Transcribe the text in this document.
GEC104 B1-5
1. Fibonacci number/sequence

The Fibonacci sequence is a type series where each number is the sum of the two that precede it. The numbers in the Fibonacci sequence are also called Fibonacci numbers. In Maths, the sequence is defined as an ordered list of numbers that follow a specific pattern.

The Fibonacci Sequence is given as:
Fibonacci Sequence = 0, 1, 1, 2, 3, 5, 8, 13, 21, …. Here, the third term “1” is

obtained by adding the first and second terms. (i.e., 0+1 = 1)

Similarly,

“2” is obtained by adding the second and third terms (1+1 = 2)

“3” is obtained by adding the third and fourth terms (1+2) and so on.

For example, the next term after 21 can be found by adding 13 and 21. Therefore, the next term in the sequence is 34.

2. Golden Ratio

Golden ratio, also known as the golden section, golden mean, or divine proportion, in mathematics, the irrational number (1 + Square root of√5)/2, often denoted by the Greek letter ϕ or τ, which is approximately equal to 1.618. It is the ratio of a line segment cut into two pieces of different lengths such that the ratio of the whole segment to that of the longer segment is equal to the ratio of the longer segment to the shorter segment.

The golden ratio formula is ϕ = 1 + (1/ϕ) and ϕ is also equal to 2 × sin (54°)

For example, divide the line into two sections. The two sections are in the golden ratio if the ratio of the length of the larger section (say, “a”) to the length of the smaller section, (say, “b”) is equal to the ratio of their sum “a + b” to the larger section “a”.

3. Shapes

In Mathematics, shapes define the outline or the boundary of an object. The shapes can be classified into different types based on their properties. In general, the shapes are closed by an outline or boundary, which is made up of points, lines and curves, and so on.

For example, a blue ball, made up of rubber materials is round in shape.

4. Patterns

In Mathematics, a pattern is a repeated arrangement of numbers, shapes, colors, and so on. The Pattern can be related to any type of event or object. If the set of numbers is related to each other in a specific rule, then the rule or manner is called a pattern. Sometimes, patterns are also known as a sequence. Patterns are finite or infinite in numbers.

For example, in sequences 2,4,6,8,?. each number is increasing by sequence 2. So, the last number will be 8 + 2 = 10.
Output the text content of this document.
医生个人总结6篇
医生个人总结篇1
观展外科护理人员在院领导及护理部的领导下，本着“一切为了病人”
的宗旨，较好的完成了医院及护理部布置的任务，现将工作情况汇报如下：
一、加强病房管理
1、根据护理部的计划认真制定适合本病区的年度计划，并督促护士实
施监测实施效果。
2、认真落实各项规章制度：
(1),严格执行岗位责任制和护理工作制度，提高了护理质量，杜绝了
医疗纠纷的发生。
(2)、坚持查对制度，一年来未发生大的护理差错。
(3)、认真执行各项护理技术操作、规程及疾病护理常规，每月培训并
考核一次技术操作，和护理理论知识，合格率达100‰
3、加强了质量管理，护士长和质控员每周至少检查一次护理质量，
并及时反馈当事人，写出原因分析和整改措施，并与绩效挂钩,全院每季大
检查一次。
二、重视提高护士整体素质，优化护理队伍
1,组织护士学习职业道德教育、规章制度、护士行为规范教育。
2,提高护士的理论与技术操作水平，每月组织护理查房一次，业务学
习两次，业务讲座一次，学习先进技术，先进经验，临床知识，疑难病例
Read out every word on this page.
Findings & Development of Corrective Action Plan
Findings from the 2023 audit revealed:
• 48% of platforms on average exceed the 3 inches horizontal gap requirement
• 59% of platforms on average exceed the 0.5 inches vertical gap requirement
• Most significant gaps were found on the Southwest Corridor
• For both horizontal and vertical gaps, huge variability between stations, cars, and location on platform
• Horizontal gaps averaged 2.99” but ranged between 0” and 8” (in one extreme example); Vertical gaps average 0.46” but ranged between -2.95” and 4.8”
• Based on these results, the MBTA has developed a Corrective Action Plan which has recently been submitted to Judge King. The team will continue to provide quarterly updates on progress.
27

◆ **EXERCISE INSTRUCTIONS**
Extract every line from the one containing "Read out every word on this page." to the end of the entries, including both of those lines, exactly as given and with nothing added.

◆ **SOLUTION**
Read out every word on this page.
Findings & Development of Corrective Action Plan
Findings from the 2023 audit revealed:
• 48% of platforms on average exceed the 3 inches horizontal gap requirement
• 59% of platforms on average exceed the 0.5 inches vertical gap requirement
• Most significant gaps were found on the Southwest Corridor
• For both horizontal and vertical gaps, huge variability between stations, cars, and location on platform
• Horizontal gaps averaged 2.99” but ranged between 0” and 8” (in one extreme example); Vertical gaps average 0.46” but ranged between -2.95” and 4.8”
• Based on these results, the MBTA has developed a Corrective Action Plan which has recently been submitted to Judge King. The team will continue to provide quarterly updates on progress.
27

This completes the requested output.